**Stated exercise:**
Write out the entries again exactly as they are given.

Data entries
------------------------------------------------------------

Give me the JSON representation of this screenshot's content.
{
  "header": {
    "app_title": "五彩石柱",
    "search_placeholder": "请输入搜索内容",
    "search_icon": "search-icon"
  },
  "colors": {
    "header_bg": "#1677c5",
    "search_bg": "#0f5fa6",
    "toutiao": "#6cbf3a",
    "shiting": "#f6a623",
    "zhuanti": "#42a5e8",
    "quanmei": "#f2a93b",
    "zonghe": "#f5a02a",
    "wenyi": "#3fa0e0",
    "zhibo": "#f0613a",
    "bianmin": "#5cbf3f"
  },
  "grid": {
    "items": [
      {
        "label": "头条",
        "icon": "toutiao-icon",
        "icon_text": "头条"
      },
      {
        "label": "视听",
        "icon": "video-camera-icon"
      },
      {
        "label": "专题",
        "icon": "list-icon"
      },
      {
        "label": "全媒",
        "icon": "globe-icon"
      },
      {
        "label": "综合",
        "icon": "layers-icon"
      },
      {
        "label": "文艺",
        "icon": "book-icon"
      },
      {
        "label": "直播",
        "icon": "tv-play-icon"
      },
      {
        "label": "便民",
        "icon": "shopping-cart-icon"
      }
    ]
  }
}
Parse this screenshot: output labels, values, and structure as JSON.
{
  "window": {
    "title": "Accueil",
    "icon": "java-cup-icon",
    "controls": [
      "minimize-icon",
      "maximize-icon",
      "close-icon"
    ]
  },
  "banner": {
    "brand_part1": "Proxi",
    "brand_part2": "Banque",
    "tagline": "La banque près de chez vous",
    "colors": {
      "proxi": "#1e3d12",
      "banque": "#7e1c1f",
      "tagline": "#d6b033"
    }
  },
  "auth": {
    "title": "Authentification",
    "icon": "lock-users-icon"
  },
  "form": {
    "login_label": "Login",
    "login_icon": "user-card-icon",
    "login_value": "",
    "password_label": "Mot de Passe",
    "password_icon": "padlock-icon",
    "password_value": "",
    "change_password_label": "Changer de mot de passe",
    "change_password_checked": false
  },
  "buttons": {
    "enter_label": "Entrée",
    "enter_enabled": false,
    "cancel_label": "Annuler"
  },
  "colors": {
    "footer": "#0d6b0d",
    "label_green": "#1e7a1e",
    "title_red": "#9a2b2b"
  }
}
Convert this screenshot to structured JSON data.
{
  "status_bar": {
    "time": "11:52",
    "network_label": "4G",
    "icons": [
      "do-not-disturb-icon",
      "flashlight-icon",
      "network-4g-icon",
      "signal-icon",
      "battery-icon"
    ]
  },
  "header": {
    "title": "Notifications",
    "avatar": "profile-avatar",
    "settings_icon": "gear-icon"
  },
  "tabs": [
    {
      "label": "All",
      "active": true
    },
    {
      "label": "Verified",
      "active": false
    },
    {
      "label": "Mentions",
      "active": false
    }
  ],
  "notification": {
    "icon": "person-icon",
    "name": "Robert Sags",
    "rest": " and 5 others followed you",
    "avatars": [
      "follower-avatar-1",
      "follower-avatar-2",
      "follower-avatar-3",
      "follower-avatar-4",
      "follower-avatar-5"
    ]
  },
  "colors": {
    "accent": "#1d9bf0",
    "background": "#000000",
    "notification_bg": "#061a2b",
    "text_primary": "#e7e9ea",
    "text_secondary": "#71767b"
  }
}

------------------------------------------------------------

**Exercise result:**
Give me the JSON representation of this screenshot's content.
{
  "header": {
    "app_title": "五彩石柱",
    "search_placeholder": "请输入搜索内容",
    "search_icon": "search-icon"
  },
  "colors": {
    "header_bg": "#1677c5",
    "search_bg": "#0f5fa6",
    "toutiao": "#6cbf3a",
    "shiting": "#f6a623",
    "zhuanti": "#42a5e8",
    "quanmei": "#f2a93b",
    "zonghe": "#f5a02a",
    "wenyi": "#3fa0e0",
    "zhibo": "#f0613a",
    "bianmin": "#5cbf3f"
  },
  "grid": {
    "items": [
      {
        "label": "头条",
        "icon": "toutiao-icon",
        "icon_text": "头条"
      },
      {
        "label": "视听",
        "icon": "video-camera-icon"
      },
      {
        "label": "专题",
        "icon": "list-icon"
      },
      {
        "label": "全媒",
        "icon": "globe-icon"
      },
      {
        "label": "综合",
        "icon": "layers-icon"
      },
      {
        "label": "文艺",
        "icon": "book-icon"
      },
      {
        "label": "直播",
        "icon": "tv-play-icon"
      },
      {
        "label": "便民",
        "icon": "shopping-cart-icon"
      }
    ]
  }
}
Parse this screenshot: output labels, values, and structure as JSON.
{
  "window": {
    "title": "Accueil",
    "icon": "java-cup-icon",
    "controls": [
      "minimize-icon",
      "maximize-icon",
      "close-icon"
    ]
  },
  "banner": {
    "brand_part1": "Proxi",
    "brand_part2": "Banque",
    "tagline": "La banque près de chez vous",
    "colors": {
      "proxi": "#1e3d12",
      "banque": "#7e1c1f",
      "tagline": "#d6b033"
    }
  },
  "auth": {
    "title": "Authentification",
    "icon": "lock-users-icon"
  },
  "form": {
    "login_label": "Login",
    "login_icon": "user-card-icon",
    "login_value": "",
    "password_label": "Mot de Passe",
    "password_icon": "padlock-icon",
    "password_value": "",
    "change_password_label": "Changer de mot de passe",
    "change_password_checked": false
  },
  "buttons": {
    "enter_label": "Entrée",
    "enter_enabled": false,
    "cancel_label": "Annuler"
  },
  "colors": {
    "footer": "#0d6b0d",
    "label_green": "#1e7a1e",
    "title_red": "#9a2b2b"
  }
}
Convert this screenshot to structured JSON data.
{
  "status_bar": {
    "time": "11:52",
    "network_label": "4G",
    "icons": [
      "do-not-disturb-icon",
      "flashlight-icon",
      "network-4g-icon",
      "signal-icon",
      "battery-icon"
    ]
  },
  "header": {
    "title": "Notifications",
    "avatar": "profile-avatar",
    "settings_icon": "gear-icon"
  },
  "tabs": [
    {
      "label": "All",
      "active": true
    },
    {
      "label": "Verified",
      "active": false
    },
    {
      "label": "Mentions",
      "active": false
    }
  ],
  "notification": {
    "icon": "person-icon",
    "name": "Robert Sags",
    "rest": " and 5 others followed you",
    "avatars": [
      "follower-avatar-1",
      "follower-avatar-2",
      "follower-avatar-3",
      "follower-avatar-4",
      "follower-avatar-5"
    ]
  },
  "colors": {
    "accent": "#1d9bf0",
    "background": "#000000",
    "notification_bg": "#061a2b",
    "text_primary": "#e7e9ea",
    "text_secondary": "#71767b"
  }
}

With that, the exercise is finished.